The task.
Repeat each entry in full, exactly.

Extracted records.

━━━━━━━━

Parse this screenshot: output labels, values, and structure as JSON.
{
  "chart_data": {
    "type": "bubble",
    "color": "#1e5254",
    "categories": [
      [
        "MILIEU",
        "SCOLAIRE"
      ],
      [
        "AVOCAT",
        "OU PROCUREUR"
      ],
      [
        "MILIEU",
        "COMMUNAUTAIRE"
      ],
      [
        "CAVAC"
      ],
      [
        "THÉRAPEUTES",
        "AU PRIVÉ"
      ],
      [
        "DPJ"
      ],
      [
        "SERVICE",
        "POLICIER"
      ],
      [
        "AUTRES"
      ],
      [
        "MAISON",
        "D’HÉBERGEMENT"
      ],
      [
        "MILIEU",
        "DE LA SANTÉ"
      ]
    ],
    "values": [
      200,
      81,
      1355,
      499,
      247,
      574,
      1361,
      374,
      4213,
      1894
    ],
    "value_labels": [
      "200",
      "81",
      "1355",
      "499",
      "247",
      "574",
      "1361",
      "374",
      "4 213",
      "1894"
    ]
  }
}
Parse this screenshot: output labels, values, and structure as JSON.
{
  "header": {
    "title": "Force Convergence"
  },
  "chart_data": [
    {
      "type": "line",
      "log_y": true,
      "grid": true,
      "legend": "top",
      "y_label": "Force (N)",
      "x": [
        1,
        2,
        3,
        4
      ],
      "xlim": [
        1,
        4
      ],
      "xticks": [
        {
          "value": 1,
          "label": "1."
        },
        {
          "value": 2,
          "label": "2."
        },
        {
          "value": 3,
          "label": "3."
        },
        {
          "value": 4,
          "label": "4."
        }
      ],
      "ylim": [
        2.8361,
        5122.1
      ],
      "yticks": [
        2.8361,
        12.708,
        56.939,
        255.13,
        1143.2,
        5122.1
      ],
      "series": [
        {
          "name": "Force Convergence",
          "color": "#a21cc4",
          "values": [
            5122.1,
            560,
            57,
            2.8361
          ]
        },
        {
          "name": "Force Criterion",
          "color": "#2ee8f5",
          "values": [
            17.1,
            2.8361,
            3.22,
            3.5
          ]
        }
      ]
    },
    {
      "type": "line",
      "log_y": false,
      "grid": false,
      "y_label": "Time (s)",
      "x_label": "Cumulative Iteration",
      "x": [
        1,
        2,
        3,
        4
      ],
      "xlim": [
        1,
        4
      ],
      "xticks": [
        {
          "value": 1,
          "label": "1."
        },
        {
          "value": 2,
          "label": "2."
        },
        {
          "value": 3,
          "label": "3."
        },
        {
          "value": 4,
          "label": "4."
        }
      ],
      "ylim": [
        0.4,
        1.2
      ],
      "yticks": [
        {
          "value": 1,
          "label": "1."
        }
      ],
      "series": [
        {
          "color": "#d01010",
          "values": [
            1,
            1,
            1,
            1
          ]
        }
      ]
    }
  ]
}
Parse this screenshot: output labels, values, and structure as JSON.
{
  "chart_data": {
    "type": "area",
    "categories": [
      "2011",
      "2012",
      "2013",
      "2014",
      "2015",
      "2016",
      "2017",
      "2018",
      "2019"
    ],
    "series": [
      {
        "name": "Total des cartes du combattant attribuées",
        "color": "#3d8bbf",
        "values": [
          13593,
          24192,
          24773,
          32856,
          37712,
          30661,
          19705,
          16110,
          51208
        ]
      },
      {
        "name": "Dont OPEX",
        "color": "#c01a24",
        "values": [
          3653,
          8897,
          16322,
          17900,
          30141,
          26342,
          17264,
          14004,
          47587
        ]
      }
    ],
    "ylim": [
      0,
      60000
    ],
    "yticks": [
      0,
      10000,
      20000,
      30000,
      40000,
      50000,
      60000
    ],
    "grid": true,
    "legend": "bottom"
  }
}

━━━━━━━━

Full output.
Parse this screenshot: output labels, values, and structure as JSON.
{
  "chart_data": {
    "type": "bubble",
    "color": "#1e5254",
    "categories": [
      [
        "MILIEU",
        "SCOLAIRE"
      ],
      [
        "AVOCAT",
        "OU PROCUREUR"
      ],
      [
        "MILIEU",
        "COMMUNAUTAIRE"
      ],
      [
        "CAVAC"
      ],
      [
        "THÉRAPEUTES",
        "AU PRIVÉ"
      ],
      [
        "DPJ"
      ],
      [
        "SERVICE",
        "POLICIER"
      ],
      [
        "AUTRES"
      ],
      [
        "MAISON",
        "D’HÉBERGEMENT"
      ],
      [
        "MILIEU",
        "DE LA SANTÉ"
      ]
    ],
    "values": [
      200,
      81,
      1355,
      499,
      247,
      574,
      1361,
      374,
      4213,
      1894
    ],
    "value_labels": [
      "200",
      "81",
      "1355",
      "499",
      "247",
      "574",
      "1361",
      "374",
      "4 213",
      "1894"
    ]
  }
}
Parse this screenshot: output labels, values, and structure as JSON.
{
  "header": {
    "title": "Force Convergence"
  },
  "chart_data": [
    {
      "type": "line",
      "log_y": true,
      "grid": true,
      "legend": "top",
      "y_label": "Force (N)",
      "x": [
        1,
        2,
        3,
        4
      ],
      "xlim": [
        1,
        4
      ],
      "xticks": [
        {
          "value": 1,
          "label": "1."
        },
        {
          "value": 2,
          "label": "2."
        },
        {
          "value": 3,
          "label": "3."
        },
        {
          "value": 4,
          "label": "4."
        }
      ],
      "ylim": [
        2.8361,
        5122.1
      ],
      "yticks": [
        2.8361,
        12.708,
        56.939,
        255.13,
        1143.2,
        5122.1
      ],
      "series": [
        {
          "name": "Force Convergence",
          "color": "#a21cc4",
          "values": [
            5122.1,
            560,
            57,
            2.8361
          ]
        },
        {
          "name": "Force Criterion",
          "color": "#2ee8f5",
          "values": [
            17.1,
            2.8361,
            3.22,
            3.5
          ]
        }
      ]
    },
    {
      "type": "line",
      "log_y": false,
      "grid": false,
      "y_label": "Time (s)",
      "x_label": "Cumulative Iteration",
      "x": [
        1,
        2,
        3,
        4
      ],
      "xlim": [
        1,
        4
      ],
      "xticks": [
        {
          "value": 1,
          "label": "1."
        },
        {
          "value": 2,
          "label": "2."
        },
        {
          "value": 3,
          "label": "3."
        },
        {
          "value": 4,
          "label": "4."
        }
      ],
      "ylim": [
        0.4,
        1.2
      ],
      "yticks": [
        {
          "value": 1,
          "label": "1."
        }
      ],
      "series": [
        {
          "color": "#d01010",
          "values": [
            1,
            1,
            1,
            1
          ]
        }
      ]
    }
  ]
}
Parse this screenshot: output labels, values, and structure as JSON.
{
  "chart_data": {
    "type": "area",
    "categories": [
      "2011",
      "2012",
      "2013",
      "2014",
      "2015",
      "2016",
      "2017",
      "2018",
      "2019"
    ],
    "series": [
      {
        "name": "Total des cartes du combattant attribuées",
        "color": "#3d8bbf",
        "values": [
          13593,
          24192,
          24773,
          32856,
          37712,
          30661,
          19705,
          16110,
          51208
        ]
      },
      {
        "name": "Dont OPEX",
        "color": "#c01a24",
        "values": [
          3653,
          8897,
          16322,
          17900,
          30141,
          26342,
          17264,
          14004,
          47587
        ]
      }
    ],
    "ylim": [
      0,
      60000
    ],
    "yticks": [
      0,
      10000,
      20000,
      30000,
      40000,
      50000,
      60000
    ],
    "grid": true,
    "legend": "bottom"
  }
}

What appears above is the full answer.